▼

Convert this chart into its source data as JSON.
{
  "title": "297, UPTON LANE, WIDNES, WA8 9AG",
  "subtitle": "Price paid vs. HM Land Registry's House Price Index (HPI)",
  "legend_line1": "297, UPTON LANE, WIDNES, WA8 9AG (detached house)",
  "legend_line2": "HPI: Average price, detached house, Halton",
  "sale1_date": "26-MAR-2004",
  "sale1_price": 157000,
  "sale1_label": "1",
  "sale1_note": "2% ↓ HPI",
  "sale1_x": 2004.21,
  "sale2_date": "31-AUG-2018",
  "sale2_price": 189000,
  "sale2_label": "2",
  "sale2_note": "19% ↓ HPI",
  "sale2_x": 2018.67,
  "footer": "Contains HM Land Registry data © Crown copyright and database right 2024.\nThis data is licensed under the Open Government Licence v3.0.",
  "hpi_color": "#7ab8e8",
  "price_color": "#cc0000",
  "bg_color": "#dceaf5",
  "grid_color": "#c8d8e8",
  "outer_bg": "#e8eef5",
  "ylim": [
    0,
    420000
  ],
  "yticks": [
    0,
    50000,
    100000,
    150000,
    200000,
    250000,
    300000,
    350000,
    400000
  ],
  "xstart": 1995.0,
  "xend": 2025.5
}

▲

Filter the listing above by the word "UPTON"; copy each line that passes.

Solution for this exercise:
  "title": "297, UPTON LANE, WIDNES, WA8 9AG",
  "legend_line1": "297, UPTON LANE, WIDNES, WA8 9AG (detached house)",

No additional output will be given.